:: SHORT PROBLEM ::
Copy all lines below containing "подпункта".

(Data entries)
----------------------------------------

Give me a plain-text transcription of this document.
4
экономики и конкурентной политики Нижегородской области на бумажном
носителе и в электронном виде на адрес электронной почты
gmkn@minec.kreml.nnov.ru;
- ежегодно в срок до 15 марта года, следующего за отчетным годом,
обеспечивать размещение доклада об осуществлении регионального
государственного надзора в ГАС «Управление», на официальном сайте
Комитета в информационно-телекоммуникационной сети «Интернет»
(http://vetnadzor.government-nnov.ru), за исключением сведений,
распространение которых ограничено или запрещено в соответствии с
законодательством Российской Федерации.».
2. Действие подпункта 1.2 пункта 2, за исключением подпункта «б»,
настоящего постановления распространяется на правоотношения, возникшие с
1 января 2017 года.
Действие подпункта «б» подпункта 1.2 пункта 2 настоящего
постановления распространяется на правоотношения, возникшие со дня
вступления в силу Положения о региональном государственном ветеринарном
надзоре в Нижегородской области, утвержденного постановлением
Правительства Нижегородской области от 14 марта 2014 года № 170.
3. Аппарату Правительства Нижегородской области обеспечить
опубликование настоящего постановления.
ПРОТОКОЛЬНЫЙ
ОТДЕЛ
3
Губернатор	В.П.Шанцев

----------------------------------------

:: TASK RESPONSE ::
2. Действие подпункта 1.2 пункта 2, за исключением подпункта «б»,
Действие подпункта «б» подпункта 1.2 пункта 2 настоящего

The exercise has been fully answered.